__SEITENAUSZUG__

Ein solcher Künstler ist für mich z.B. der Sänger Christian Gerhaher, über den es übrigens eine mit dem Bayerischen Fernsehpreis ausgezeichnete Dokumentation gibt. Diese zeigt einen bescheidenen Künstler mit Selbstzweifeln und Ecken und Kanten.
Am Ende ist es einfach Geschmacksache, welche Art von Künstlern man sympathischer findet. Auch wenn ich mich da eindeutig festgelegt habe, gönne ich Jonas Kaufmann seinen Erfolg.

(Layout-Datensätze)
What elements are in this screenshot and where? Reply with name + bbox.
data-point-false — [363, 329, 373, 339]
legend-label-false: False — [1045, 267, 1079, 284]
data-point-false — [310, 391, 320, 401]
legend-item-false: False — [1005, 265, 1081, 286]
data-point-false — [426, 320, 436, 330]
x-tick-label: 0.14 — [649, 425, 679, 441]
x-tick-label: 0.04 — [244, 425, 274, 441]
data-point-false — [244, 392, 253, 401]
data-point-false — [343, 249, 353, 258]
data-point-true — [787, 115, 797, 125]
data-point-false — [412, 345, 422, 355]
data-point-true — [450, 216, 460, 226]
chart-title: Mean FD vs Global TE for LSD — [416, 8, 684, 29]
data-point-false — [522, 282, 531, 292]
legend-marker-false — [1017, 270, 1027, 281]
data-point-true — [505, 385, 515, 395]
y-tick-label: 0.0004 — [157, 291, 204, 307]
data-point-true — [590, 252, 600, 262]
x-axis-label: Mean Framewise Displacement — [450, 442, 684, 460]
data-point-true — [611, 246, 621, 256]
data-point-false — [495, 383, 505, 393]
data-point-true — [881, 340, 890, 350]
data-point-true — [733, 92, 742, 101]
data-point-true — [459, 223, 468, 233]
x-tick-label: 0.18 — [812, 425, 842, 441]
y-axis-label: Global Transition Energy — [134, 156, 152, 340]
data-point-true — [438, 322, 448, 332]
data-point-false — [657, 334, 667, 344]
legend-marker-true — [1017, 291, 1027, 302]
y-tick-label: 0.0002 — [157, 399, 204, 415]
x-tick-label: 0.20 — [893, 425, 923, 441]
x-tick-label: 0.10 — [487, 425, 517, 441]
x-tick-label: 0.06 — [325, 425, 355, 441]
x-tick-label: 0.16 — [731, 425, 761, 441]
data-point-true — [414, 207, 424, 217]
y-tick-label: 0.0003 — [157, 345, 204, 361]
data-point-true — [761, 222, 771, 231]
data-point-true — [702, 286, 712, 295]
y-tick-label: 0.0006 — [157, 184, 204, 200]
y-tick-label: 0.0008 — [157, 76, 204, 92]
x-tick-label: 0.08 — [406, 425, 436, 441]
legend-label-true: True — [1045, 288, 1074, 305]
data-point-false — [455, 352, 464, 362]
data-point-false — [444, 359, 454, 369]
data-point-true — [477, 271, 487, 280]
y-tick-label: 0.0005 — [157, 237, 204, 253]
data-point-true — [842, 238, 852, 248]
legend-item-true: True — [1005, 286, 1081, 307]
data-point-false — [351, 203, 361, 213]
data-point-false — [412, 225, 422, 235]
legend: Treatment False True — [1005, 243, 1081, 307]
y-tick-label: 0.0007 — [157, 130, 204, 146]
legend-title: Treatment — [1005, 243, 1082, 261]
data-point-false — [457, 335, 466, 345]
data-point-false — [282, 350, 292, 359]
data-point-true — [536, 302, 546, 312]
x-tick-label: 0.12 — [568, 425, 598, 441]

__SCHRIFTLICHE AUFGABE A__
Beantworte zum Seitenauszug die folgenden Fragen:
(i) Mit welchem Preis wurde die Dokumentation über Christian Gerhaher ausgezeichnet?
(ii) Als was für einen Künstler zeigt diese Dokumentation ihn?
(iii) Wem wird im Text der Erfolg gegönnt?
__SCHRIFTLICHE AUFGABE B__
Wähle aus den Datensätzen jede Zeile aus, die die Zeichenfolge „item“ enthält, und gib sie unverändert wieder. Groß- und Kleinschreibung sind zu beachten.
Der Text und die Datensätze stammen aus unterschiedlichen Quellen.

__LÖSUNG A__
(i) Mit dem Bayerischen Fernsehpreis.
(ii) Als bescheidenen Künstler mit Selbstzweifeln und Ecken und Kanten.
(iii) Jonas Kaufmann.

__LÖSUNG B__
legend-item-false: False — [1005, 265, 1081, 286]
legend-item-true: True — [1005, 286, 1081, 307]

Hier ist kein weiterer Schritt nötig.